====== Items

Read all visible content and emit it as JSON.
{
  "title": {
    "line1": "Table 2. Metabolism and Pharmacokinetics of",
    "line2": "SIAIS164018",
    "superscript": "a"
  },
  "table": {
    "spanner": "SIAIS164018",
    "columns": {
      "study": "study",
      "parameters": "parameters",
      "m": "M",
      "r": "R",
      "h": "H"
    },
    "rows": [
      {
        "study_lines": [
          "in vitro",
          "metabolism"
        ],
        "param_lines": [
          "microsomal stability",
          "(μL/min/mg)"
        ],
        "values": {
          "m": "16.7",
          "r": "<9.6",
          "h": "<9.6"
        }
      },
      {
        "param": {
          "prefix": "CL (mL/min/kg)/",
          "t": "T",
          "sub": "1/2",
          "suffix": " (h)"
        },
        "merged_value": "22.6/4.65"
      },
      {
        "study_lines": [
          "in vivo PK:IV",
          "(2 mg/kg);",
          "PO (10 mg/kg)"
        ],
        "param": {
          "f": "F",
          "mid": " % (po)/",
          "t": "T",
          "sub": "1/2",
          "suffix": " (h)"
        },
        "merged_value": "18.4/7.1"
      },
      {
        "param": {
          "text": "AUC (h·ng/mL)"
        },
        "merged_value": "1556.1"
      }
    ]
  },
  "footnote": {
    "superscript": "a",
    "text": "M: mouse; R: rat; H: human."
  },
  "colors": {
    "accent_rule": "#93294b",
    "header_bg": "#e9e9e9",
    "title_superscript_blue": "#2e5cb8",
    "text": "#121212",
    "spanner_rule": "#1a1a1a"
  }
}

============

=== Given task ===
Tally the lines in this data that hold the word "text" and state only the count.

=== Written solution ===
3